**WHAT THE EXERCISE ASKS**
Reproduce the entire listing word for word.

^^^^^^^^

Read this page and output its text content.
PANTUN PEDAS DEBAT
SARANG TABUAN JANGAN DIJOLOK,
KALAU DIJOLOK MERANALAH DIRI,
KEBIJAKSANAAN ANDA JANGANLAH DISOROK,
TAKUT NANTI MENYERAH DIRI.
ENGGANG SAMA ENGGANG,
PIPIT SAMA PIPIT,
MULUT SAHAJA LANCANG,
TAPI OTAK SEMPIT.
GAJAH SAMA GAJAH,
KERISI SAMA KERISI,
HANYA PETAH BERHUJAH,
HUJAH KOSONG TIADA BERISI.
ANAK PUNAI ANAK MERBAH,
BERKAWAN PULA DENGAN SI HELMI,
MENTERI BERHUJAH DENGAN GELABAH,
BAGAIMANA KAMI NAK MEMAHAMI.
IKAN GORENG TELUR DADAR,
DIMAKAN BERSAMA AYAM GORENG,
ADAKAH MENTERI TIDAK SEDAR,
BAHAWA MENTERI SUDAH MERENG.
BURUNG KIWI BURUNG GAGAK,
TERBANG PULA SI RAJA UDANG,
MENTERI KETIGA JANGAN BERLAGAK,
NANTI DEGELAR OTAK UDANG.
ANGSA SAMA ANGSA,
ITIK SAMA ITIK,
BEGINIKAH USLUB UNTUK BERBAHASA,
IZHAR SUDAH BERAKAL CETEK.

^^^^^^^^

**EXERCISE RESPONSE**
Read this page and output its text content.
PANTUN PEDAS DEBAT
SARANG TABUAN JANGAN DIJOLOK,
KALAU DIJOLOK MERANALAH DIRI,
KEBIJAKSANAAN ANDA JANGANLAH DISOROK,
TAKUT NANTI MENYERAH DIRI.
ENGGANG SAMA ENGGANG,
PIPIT SAMA PIPIT,
MULUT SAHAJA LANCANG,
TAPI OTAK SEMPIT.
GAJAH SAMA GAJAH,
KERISI SAMA KERISI,
HANYA PETAH BERHUJAH,
HUJAH KOSONG TIADA BERISI.
ANAK PUNAI ANAK MERBAH,
BERKAWAN PULA DENGAN SI HELMI,
MENTERI BERHUJAH DENGAN GELABAH,
BAGAIMANA KAMI NAK MEMAHAMI.
IKAN GORENG TELUR DADAR,
DIMAKAN BERSAMA AYAM GORENG,
ADAKAH MENTERI TIDAK SEDAR,
BAHAWA MENTERI SUDAH MERENG.
BURUNG KIWI BURUNG GAGAK,
TERBANG PULA SI RAJA UDANG,
MENTERI KETIGA JANGAN BERLAGAK,
NANTI DEGELAR OTAK UDANG.
ANGSA SAMA ANGSA,
ITIK SAMA ITIK,
BEGINIKAH USLUB UNTUK BERBAHASA,
IZHAR SUDAH BERAKAL CETEK.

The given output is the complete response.